> Problem to solve
Without the pictures, output the records below word for word.

Items from a figure collection:
-- Start --

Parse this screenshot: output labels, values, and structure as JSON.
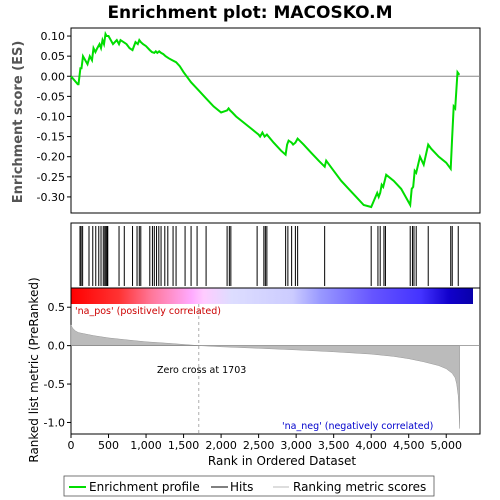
{
  "chart_data": {
    "type": "line",
    "title": "Enrichment plot: MACOSKO.M",
    "panels": [
      {
        "name": "enrichment",
        "ylabel": "Enrichment score (ES)",
        "ylim": [
          -0.34,
          0.12
        ],
        "yticks": [
          0.1,
          0.05,
          0.0,
          -0.05,
          -0.1,
          -0.15,
          -0.2,
          -0.25,
          -0.3
        ],
        "series": [
          {
            "name": "Enrichment profile",
            "color": "#00dd00",
            "x": [
              0,
              90,
              100,
              125,
              140,
              160,
              220,
              250,
              280,
              300,
              325,
              350,
              380,
              400,
              420,
              440,
              460,
              475,
              500,
              560,
              610,
              640,
              660,
              700,
              740,
              780,
              820,
              860,
              890,
              910,
              930,
              960,
              1000,
              1050,
              1080,
              1110,
              1130,
              1150,
              1175,
              1200,
              1230,
              1260,
              1300,
              1350,
              1400,
              1450,
              1500,
              1600,
              1700,
              1800,
              1900,
              2000,
              2080,
              2100,
              2120,
              2150,
              2200,
              2300,
              2400,
              2500,
              2520,
              2550,
              2580,
              2610,
              2700,
              2800,
              2860,
              2880,
              2900,
              2940,
              2960,
              2990,
              3020,
              3100,
              3200,
              3300,
              3380,
              3400,
              3500,
              3600,
              3700,
              3800,
              3900,
              4000,
              4080,
              4100,
              4120,
              4140,
              4160,
              4200,
              4300,
              4400,
              4520,
              4540,
              4560,
              4580,
              4600,
              4650,
              4700,
              4760,
              4800,
              4900,
              5000,
              5060,
              5080,
              5100,
              5120,
              5150,
              5170,
              5180
            ],
            "y": [
              0.0,
              -0.02,
              -0.02,
              0.02,
              0.02,
              0.05,
              0.03,
              0.05,
              0.04,
              0.07,
              0.06,
              0.07,
              0.08,
              0.07,
              0.09,
              0.08,
              0.105,
              0.1,
              0.1,
              0.08,
              0.09,
              0.08,
              0.09,
              0.085,
              0.08,
              0.07,
              0.065,
              0.085,
              0.08,
              0.09,
              0.085,
              0.08,
              0.075,
              0.065,
              0.06,
              0.058,
              0.062,
              0.058,
              0.062,
              0.058,
              0.055,
              0.05,
              0.045,
              0.04,
              0.035,
              0.025,
              0.01,
              -0.015,
              -0.035,
              -0.055,
              -0.075,
              -0.09,
              -0.085,
              -0.08,
              -0.085,
              -0.09,
              -0.1,
              -0.115,
              -0.13,
              -0.145,
              -0.15,
              -0.14,
              -0.15,
              -0.145,
              -0.165,
              -0.185,
              -0.195,
              -0.17,
              -0.16,
              -0.165,
              -0.17,
              -0.165,
              -0.155,
              -0.17,
              -0.19,
              -0.21,
              -0.225,
              -0.21,
              -0.235,
              -0.26,
              -0.28,
              -0.3,
              -0.32,
              -0.325,
              -0.29,
              -0.3,
              -0.29,
              -0.27,
              -0.275,
              -0.245,
              -0.26,
              -0.28,
              -0.32,
              -0.28,
              -0.275,
              -0.235,
              -0.24,
              -0.2,
              -0.22,
              -0.17,
              -0.18,
              -0.2,
              -0.215,
              -0.23,
              -0.15,
              -0.075,
              -0.08,
              0.01,
              0.005,
              0.005
            ]
          }
        ]
      },
      {
        "name": "hits",
        "series_name": "Hits",
        "hit_positions": [
          120,
          135,
          155,
          240,
          290,
          330,
          370,
          400,
          430,
          450,
          465,
          480,
          490,
          640,
          710,
          820,
          880,
          910,
          930,
          1050,
          1085,
          1110,
          1140,
          1170,
          1200,
          1250,
          1290,
          1360,
          1400,
          1520,
          1600,
          1680,
          1800,
          2080,
          2110,
          2130,
          2480,
          2570,
          2590,
          2610,
          2860,
          2890,
          2940,
          2990,
          3020,
          3380,
          4000,
          4090,
          4120,
          4170,
          4190,
          4520,
          4550,
          4570,
          4600,
          4760,
          5060,
          5080,
          5160
        ]
      },
      {
        "name": "ranking",
        "ylabel": "Ranked list metric (PreRanked)",
        "xlabel": "Rank in Ordered Dataset",
        "ylim": [
          -1.15,
          0.75
        ],
        "yticks": [
          0.5,
          0.0,
          -0.5,
          -1.0
        ],
        "xlim": [
          0,
          5450
        ],
        "xticks": [
          0,
          500,
          1000,
          1500,
          2000,
          2500,
          3000,
          3500,
          4000,
          4500,
          5000
        ],
        "xtick_labels": [
          "0",
          "500",
          "1,000",
          "1,500",
          "2,000",
          "2,500",
          "3,000",
          "3,500",
          "4,000",
          "4,500",
          "5,000"
        ],
        "series_name": "Ranking metric scores",
        "color": "#bbbbbb",
        "curve_x": [
          0,
          20,
          60,
          100,
          200,
          300,
          500,
          800,
          1000,
          1300,
          1703,
          2000,
          2500,
          3000,
          3500,
          4000,
          4300,
          4500,
          4700,
          4900,
          5000,
          5080,
          5120,
          5140,
          5160,
          5170,
          5180
        ],
        "curve_y": [
          0.27,
          0.23,
          0.19,
          0.17,
          0.15,
          0.13,
          0.1,
          0.07,
          0.05,
          0.03,
          0.0,
          -0.015,
          -0.035,
          -0.055,
          -0.08,
          -0.11,
          -0.14,
          -0.17,
          -0.21,
          -0.26,
          -0.3,
          -0.36,
          -0.42,
          -0.5,
          -0.65,
          -0.85,
          -1.08
        ],
        "zero_cross": 1703,
        "zero_cross_label": "Zero cross at 1703",
        "pos_label": "'na_pos' (positively correlated)",
        "neg_label": "'na_neg' (negatively correlated)"
      }
    ],
    "legend": {
      "placement": "bottom",
      "entries": [
        "Enrichment profile",
        "Hits",
        "Ranking metric scores"
      ]
    }
  },
  "colors": {
    "es_line": "#00dd00",
    "hit": "#000000",
    "ranking": "#bbbbbb",
    "pos_text": "#cc0000",
    "neg_text": "#0000cc",
    "gradient_red": "#ff0000",
    "gradient_pink": "#ffaaff",
    "gradient_lavender": "#ccccff",
    "gradient_blue": "#4433ff",
    "gradient_navy": "#1100cc"
  }
}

-- End --

> Expected answer
Parse this screenshot: output labels, values, and structure as JSON.
{
  "chart_data": {
    "type": "line",
    "title": "Enrichment plot: MACOSKO.M",
    "panels": [
      {
        "name": "enrichment",
        "ylabel": "Enrichment score (ES)",
        "ylim": [
          -0.34,
          0.12
        ],
        "yticks": [
          0.1,
          0.05,
          0.0,
          -0.05,
          -0.1,
          -0.15,
          -0.2,
          -0.25,
          -0.3
        ],
        "series": [
          {
            "name": "Enrichment profile",
            "color": "#00dd00",
            "x": [
              0,
              90,
              100,
              125,
              140,
              160,
              220,
              250,
              280,
              300,
              325,
              350,
              380,
              400,
              420,
              440,
              460,
              475,
              500,
              560,
              610,
              640,
              660,
              700,
              740,
              780,
              820,
              860,
              890,
              910,
              930,
              960,
              1000,
              1050,
              1080,
              1110,
              1130,
              1150,
              1175,
              1200,
              1230,
              1260,
              1300,
              1350,
              1400,
              1450,
              1500,
              1600,
              1700,
              1800,
              1900,
              2000,
              2080,
              2100,
              2120,
              2150,
              2200,
              2300,
              2400,
              2500,
              2520,
              2550,
              2580,
              2610,
              2700,
              2800,
              2860,
              2880,
              2900,
              2940,
              2960,
              2990,
              3020,
              3100,
              3200,
              3300,
              3380,
              3400,
              3500,
              3600,
              3700,
              3800,
              3900,
              4000,
              4080,
              4100,
              4120,
              4140,
              4160,
              4200,
              4300,
              4400,
              4520,
              4540,
              4560,
              4580,
              4600,
              4650,
              4700,
              4760,
              4800,
              4900,
              5000,
              5060,
              5080,
              5100,
              5120,
              5150,
              5170,
              5180
            ],
            "y": [
              0.0,
              -0.02,
              -0.02,
              0.02,
              0.02,
              0.05,
              0.03,
              0.05,
              0.04,
              0.07,
              0.06,
              0.07,
              0.08,
              0.07,
              0.09,
              0.08,
              0.105,
              0.1,
              0.1,
              0.08,
              0.09,
              0.08,
              0.09,
              0.085,
              0.08,
              0.07,
              0.065,
              0.085,
              0.08,
              0.09,
              0.085,
              0.08,
              0.075,
              0.065,
              0.06,
              0.058,
              0.062,
              0.058,
              0.062,
              0.058,
              0.055,
              0.05,
              0.045,
              0.04,
              0.035,
              0.025,
              0.01,
              -0.015,
              -0.035,
              -0.055,
              -0.075,
              -0.09,
              -0.085,
              -0.08,
              -0.085,
              -0.09,
              -0.1,
              -0.115,
              -0.13,
              -0.145,
              -0.15,
              -0.14,
              -0.15,
              -0.145,
              -0.165,
              -0.185,
              -0.195,
              -0.17,
              -0.16,
              -0.165,
              -0.17,
              -0.165,
              -0.155,
              -0.17,
              -0.19,
              -0.21,
              -0.225,
              -0.21,
              -0.235,
              -0.26,
              -0.28,
              -0.3,
              -0.32,
              -0.325,
              -0.29,
              -0.3,
              -0.29,
              -0.27,
              -0.275,
              -0.245,
              -0.26,
              -0.28,
              -0.32,
              -0.28,
              -0.275,
              -0.235,
              -0.24,
              -0.2,
              -0.22,
              -0.17,
              -0.18,
              -0.2,
              -0.215,
              -0.23,
              -0.15,
              -0.075,
              -0.08,
              0.01,
              0.005,
              0.005
            ]
          }
        ]
      },
      {
        "name": "hits",
        "series_name": "Hits",
        "hit_positions": [
          120,
          135,
          155,
          240,
          290,
          330,
          370,
          400,
          430,
          450,
          465,
          480,
          490,
          640,
          710,
          820,
          880,
          910,
          930,
          1050,
          1085,
          1110,
          1140,
          1170,
          1200,
          1250,
          1290,
          1360,
          1400,
          1520,
          1600,
          1680,
          1800,
          2080,
          2110,
          2130,
          2480,
          2570,
          2590,
          2610,
          2860,
          2890,
          2940,
          2990,
          3020,
          3380,
          4000,
          4090,
          4120,
          4170,
          4190,
          4520,
          4550,
          4570,
          4600,
          4760,
          5060,
          5080,
          5160
        ]
      },
      {
        "name": "ranking",
        "ylabel": "Ranked list metric (PreRanked)",
        "xlabel": "Rank in Ordered Dataset",
        "ylim": [
          -1.15,
          0.75
        ],
        "yticks": [
          0.5,
          0.0,
          -0.5,
          -1.0
        ],
        "xlim": [
          0,
          5450
        ],
        "xticks": [
          0,
          500,
          1000,
          1500,
          2000,
          2500,
          3000,
          3500,
          4000,
          4500,
          5000
        ],
        "xtick_labels": [
          "0",
          "500",
          "1,000",
          "1,500",
          "2,000",
          "2,500",
          "3,000",
          "3,500",
          "4,000",
          "4,500",
          "5,000"
        ],
        "series_name": "Ranking metric scores",
        "color": "#bbbbbb",
        "curve_x": [
          0,
          20,
          60,
          100,
          200,
          300,
          500,
          800,
          1000,
          1300,
          1703,
          2000,
          2500,
          3000,
          3500,
          4000,
          4300,
          4500,
          4700,
          4900,
          5000,
          5080,
          5120,
          5140,
          5160,
          5170,
          5180
        ],
        "curve_y": [
          0.27,
          0.23,
          0.19,
          0.17,
          0.15,
          0.13,
          0.1,
          0.07,
          0.05,
          0.03,
          0.0,
          -0.015,
          -0.035,
          -0.055,
          -0.08,
          -0.11,
          -0.14,
          -0.17,
          -0.21,
          -0.26,
          -0.3,
          -0.36,
          -0.42,
          -0.5,
          -0.65,
          -0.85,
          -1.08
        ],
        "zero_cross": 1703,
        "zero_cross_label": "Zero cross at 1703",
        "pos_label": "'na_pos' (positively correlated)",
        "neg_label": "'na_neg' (negatively correlated)"
      }
    ],
    "legend": {
      "placement": "bottom",
      "entries": [
        "Enrichment profile",
        "Hits",
        "Ranking metric scores"
      ]
    }
  },
  "colors": {
    "es_line": "#00dd00",
    "hit": "#000000",
    "ranking": "#bbbbbb",
    "pos_text": "#cc0000",
    "neg_text": "#0000cc",
    "gradient_red": "#ff0000",
    "gradient_pink": "#ffaaff",
    "gradient_lavender": "#ccccff",
    "gradient_blue": "#4433ff",
    "gradient_navy": "#1100cc"
  }
}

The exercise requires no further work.